[Dataset entries on figures]
____

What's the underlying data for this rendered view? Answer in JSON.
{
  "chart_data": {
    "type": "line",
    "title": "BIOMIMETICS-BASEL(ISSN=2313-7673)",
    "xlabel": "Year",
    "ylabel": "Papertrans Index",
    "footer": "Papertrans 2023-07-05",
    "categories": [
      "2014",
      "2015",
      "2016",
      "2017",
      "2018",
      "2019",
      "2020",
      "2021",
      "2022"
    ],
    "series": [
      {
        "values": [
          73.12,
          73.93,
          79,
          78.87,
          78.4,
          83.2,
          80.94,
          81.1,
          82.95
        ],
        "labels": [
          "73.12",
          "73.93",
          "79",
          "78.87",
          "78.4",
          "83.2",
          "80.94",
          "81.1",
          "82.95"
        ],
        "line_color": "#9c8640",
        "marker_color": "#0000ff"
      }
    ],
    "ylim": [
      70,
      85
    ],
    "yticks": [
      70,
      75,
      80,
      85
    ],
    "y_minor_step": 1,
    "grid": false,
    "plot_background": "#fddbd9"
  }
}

____

DIRECTIONS | Write down every line of the data exactly as it appears above.

SOLUTION TO THE PROBLEM |
What's the underlying data for this rendered view? Answer in JSON.
{
  "chart_data": {
    "type": "line",
    "title": "BIOMIMETICS-BASEL(ISSN=2313-7673)",
    "xlabel": "Year",
    "ylabel": "Papertrans Index",
    "footer": "Papertrans 2023-07-05",
    "categories": [
      "2014",
      "2015",
      "2016",
      "2017",
      "2018",
      "2019",
      "2020",
      "2021",
      "2022"
    ],
    "series": [
      {
        "values": [
          73.12,
          73.93,
          79,
          78.87,
          78.4,
          83.2,
          80.94,
          81.1,
          82.95
        ],
        "labels": [
          "73.12",
          "73.93",
          "79",
          "78.87",
          "78.4",
          "83.2",
          "80.94",
          "81.1",
          "82.95"
        ],
        "line_color": "#9c8640",
        "marker_color": "#0000ff"
      }
    ],
    "ylim": [
      70,
      85
    ],
    "yticks": [
      70,
      75,
      80,
      85
    ],
    "y_minor_step": 1,
    "grid": false,
    "plot_background": "#fddbd9"
  }
}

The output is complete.